## Aim of the task
Could you transcribe every record below exactly as written, leaving out any pictures?
[start of Provided data]
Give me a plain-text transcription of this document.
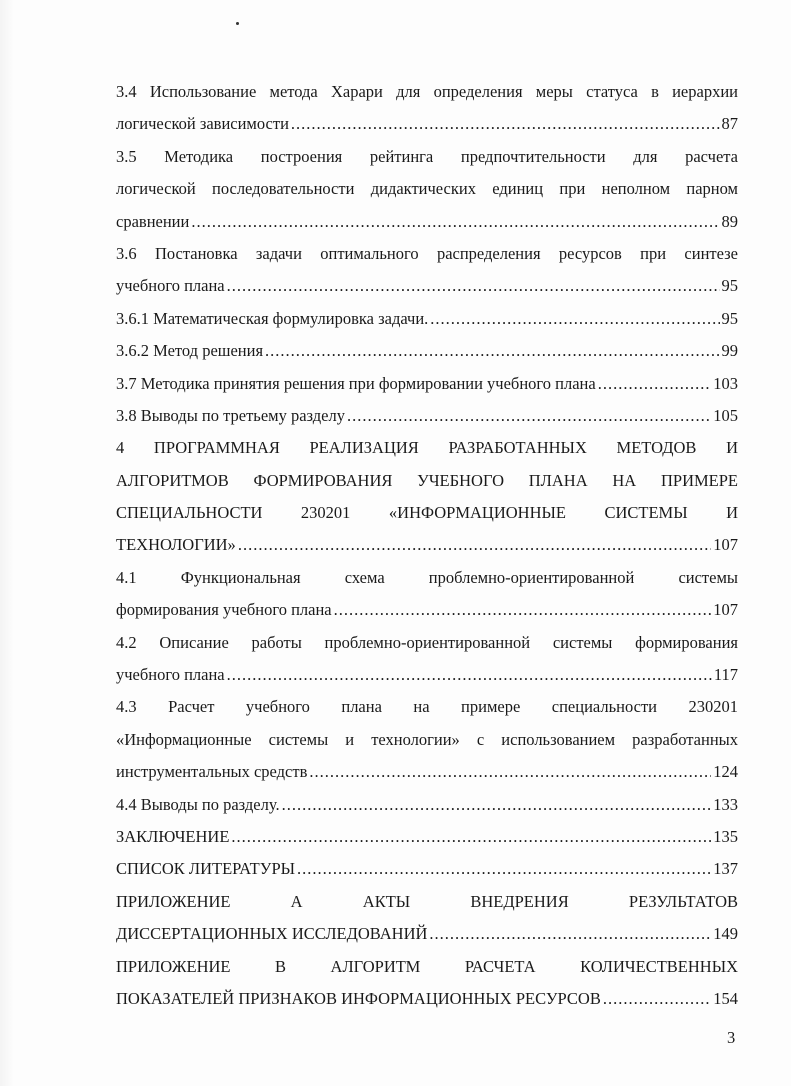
3.4 Использование метода Харари для определения меры статуса в иерархии
логической зависимости .....	87
3.5 Методика построения рейтинга предпочтительности для расчета
логической последовательности дидактических единиц при неполном парном
сравнении .....	89
3.6 Постановка задачи оптимального распределения ресурсов при синтезе
учебного плана .....	95
3.6.1 Математическая формулировка задачи. .....	95
3.6.2 Метод решения .....	99
3.7 Методика принятия решения при формировании учебного плана .....	103
3.8 Выводы по третьему разделу .....	105
4 ПРОГРАММНАЯ РЕАЛИЗАЦИЯ РАЗРАБОТАННЫХ МЕТОДОВ И
АЛГОРИТМОВ ФОРМИРОВАНИЯ УЧЕБНОГО ПЛАНА НА ПРИМЕРЕ
СПЕЦИАЛЬНОСТИ 230201 «ИНФОРМАЦИОННЫЕ СИСТЕМЫ И
ТЕХНОЛОГИИ» .....	107
4.1 Функциональная схема проблемно-ориентированной системы
формирования учебного плана .....	107
4.2 Описание работы проблемно-ориентированной системы формирования
учебного плана .....	117
4.3 Расчет учебного плана на примере специальности 230201
«Информационные системы и технологии» с использованием разработанных
инструментальных средств .....	124
4.4 Выводы по разделу. .....	133
ЗАКЛЮЧЕНИЕ .....	135
СПИСОК ЛИТЕРАТУРЫ .....	137
ПРИЛОЖЕНИЕ А АКТЫ ВНЕДРЕНИЯ РЕЗУЛЬТАТОВ
ДИССЕРТАЦИОННЫХ ИССЛЕДОВАНИЙ .....	149
ПРИЛОЖЕНИЕ В АЛГОРИТМ РАСЧЕТА КОЛИЧЕСТВЕННЫХ
ПОКАЗАТЕЛЕЙ ПРИЗНАКОВ ИНФОРМАЦИОННЫХ РЕСУРСОВ .....	154
3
[end of Provided data]
## Answer for the task
Give me a plain-text transcription of this document.
3.4 Использование метода Харари для определения меры статуса в иерархии
логической зависимости .....	87
3.5 Методика построения рейтинга предпочтительности для расчета
логической последовательности дидактических единиц при неполном парном
сравнении .....	89
3.6 Постановка задачи оптимального распределения ресурсов при синтезе
учебного плана .....	95
3.6.1 Математическая формулировка задачи. .....	95
3.6.2 Метод решения .....	99
3.7 Методика принятия решения при формировании учебного плана .....	103
3.8 Выводы по третьему разделу .....	105
4 ПРОГРАММНАЯ РЕАЛИЗАЦИЯ РАЗРАБОТАННЫХ МЕТОДОВ И
АЛГОРИТМОВ ФОРМИРОВАНИЯ УЧЕБНОГО ПЛАНА НА ПРИМЕРЕ
СПЕЦИАЛЬНОСТИ 230201 «ИНФОРМАЦИОННЫЕ СИСТЕМЫ И
ТЕХНОЛОГИИ» .....	107
4.1 Функциональная схема проблемно-ориентированной системы
формирования учебного плана .....	107
4.2 Описание работы проблемно-ориентированной системы формирования
учебного плана .....	117
4.3 Расчет учебного плана на примере специальности 230201
«Информационные системы и технологии» с использованием разработанных
инструментальных средств .....	124
4.4 Выводы по разделу. .....	133
ЗАКЛЮЧЕНИЕ .....	135
СПИСОК ЛИТЕРАТУРЫ .....	137
ПРИЛОЖЕНИЕ А АКТЫ ВНЕДРЕНИЯ РЕЗУЛЬТАТОВ
ДИССЕРТАЦИОННЫХ ИССЛЕДОВАНИЙ .....	149
ПРИЛОЖЕНИЕ В АЛГОРИТМ РАСЧЕТА КОЛИЧЕСТВЕННЫХ
ПОКАЗАТЕЛЕЙ ПРИЗНАКОВ ИНФОРМАЦИОННЫХ РЕСУРСОВ .....	154
3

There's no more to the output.